[A run of records]

————————

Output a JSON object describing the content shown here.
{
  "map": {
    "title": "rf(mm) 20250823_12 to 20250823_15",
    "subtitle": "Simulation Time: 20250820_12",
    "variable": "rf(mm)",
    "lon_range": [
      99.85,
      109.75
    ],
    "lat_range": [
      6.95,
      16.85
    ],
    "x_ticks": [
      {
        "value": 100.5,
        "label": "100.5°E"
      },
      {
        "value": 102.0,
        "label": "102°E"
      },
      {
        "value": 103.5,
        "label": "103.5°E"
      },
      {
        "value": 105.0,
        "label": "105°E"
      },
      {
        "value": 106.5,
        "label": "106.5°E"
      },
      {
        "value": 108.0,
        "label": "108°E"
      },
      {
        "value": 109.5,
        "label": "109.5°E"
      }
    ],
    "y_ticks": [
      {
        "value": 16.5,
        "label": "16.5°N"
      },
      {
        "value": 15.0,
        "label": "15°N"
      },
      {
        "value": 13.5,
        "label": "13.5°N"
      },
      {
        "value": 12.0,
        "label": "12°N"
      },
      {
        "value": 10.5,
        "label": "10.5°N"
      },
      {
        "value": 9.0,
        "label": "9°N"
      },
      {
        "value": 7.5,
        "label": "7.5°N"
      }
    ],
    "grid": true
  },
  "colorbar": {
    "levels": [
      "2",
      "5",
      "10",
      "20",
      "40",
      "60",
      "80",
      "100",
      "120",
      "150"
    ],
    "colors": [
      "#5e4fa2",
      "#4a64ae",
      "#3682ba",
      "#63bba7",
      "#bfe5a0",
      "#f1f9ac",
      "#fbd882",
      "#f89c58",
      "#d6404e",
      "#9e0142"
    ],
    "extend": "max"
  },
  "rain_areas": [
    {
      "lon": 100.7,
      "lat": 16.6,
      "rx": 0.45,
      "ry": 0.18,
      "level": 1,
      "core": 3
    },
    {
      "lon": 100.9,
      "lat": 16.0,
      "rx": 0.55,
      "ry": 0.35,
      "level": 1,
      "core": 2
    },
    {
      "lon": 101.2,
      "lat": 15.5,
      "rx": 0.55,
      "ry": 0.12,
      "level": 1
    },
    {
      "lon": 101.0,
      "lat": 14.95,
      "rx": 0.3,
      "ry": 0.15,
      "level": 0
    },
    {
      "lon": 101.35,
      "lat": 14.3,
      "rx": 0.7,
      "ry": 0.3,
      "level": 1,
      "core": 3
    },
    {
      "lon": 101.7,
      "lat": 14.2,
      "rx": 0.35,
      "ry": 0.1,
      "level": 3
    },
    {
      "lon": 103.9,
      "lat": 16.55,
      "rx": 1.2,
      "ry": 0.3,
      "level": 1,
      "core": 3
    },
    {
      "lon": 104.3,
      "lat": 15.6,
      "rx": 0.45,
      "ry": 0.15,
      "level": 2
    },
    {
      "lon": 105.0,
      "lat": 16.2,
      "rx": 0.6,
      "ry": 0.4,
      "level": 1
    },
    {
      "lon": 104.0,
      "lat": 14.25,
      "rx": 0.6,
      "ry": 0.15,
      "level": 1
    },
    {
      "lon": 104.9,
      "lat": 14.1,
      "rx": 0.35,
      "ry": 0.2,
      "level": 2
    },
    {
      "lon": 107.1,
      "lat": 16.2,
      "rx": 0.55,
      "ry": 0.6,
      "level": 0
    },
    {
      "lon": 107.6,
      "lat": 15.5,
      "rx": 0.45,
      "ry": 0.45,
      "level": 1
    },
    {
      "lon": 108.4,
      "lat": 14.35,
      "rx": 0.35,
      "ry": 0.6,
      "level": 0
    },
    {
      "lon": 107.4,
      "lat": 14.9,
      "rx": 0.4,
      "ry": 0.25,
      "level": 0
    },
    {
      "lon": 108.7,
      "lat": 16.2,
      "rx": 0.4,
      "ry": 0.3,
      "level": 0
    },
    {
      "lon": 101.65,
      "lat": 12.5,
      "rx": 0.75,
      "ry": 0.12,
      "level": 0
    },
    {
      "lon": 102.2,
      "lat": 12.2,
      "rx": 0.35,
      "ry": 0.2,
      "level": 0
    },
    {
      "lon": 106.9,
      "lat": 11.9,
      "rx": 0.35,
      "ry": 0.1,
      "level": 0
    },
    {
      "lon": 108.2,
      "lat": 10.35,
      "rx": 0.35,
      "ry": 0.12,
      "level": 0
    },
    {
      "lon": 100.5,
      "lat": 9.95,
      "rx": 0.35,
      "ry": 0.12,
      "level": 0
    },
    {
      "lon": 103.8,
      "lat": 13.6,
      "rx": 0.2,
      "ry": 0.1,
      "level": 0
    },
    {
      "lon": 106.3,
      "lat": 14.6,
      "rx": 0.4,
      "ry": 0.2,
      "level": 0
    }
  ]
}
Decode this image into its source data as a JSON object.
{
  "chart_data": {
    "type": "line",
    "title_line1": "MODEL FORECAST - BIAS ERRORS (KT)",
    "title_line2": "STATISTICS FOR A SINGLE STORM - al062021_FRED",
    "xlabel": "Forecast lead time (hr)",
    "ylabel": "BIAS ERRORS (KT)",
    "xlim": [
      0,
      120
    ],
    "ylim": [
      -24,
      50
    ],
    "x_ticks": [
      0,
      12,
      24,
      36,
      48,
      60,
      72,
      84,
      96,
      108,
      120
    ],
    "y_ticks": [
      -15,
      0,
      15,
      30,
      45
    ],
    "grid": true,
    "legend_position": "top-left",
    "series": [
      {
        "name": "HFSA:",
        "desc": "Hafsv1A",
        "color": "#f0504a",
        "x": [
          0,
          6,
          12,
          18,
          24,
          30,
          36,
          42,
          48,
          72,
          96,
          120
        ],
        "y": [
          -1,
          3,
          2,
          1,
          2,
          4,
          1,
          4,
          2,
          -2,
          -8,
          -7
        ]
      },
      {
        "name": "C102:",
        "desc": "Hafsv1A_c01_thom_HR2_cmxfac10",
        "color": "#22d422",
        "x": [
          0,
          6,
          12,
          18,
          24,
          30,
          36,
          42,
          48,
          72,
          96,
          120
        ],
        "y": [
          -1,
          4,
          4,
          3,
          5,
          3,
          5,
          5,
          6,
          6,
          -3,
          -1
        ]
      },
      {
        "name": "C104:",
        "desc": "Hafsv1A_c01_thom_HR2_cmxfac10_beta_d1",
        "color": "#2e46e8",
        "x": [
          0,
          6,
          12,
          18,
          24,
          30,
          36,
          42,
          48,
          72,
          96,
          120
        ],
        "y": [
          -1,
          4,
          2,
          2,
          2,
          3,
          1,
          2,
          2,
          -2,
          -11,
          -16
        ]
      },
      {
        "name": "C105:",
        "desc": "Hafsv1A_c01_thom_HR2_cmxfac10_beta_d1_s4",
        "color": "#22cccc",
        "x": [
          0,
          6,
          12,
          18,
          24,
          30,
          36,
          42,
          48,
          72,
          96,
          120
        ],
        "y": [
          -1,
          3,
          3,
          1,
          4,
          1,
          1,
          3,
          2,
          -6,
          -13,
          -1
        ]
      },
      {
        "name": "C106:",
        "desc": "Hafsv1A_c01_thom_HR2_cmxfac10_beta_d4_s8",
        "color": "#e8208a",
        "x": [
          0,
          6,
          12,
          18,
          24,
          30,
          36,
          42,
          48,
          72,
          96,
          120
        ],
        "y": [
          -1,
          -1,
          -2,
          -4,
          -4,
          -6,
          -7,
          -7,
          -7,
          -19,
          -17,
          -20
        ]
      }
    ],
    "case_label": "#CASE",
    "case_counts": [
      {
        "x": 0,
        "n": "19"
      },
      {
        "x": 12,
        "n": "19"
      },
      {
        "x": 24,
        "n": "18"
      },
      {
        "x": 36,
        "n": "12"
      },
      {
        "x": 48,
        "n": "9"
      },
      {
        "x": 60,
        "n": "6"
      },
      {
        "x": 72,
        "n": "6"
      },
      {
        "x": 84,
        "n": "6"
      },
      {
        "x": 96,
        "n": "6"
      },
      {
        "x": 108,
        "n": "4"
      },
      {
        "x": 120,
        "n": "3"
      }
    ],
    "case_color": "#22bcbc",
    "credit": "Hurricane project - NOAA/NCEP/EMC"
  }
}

————————

● **Given task**
In the listing above, locate each line with "object" and copy it.

● **Solution below**
Output a JSON object describing the content shown here.
Decode this image into its source data as a JSON object.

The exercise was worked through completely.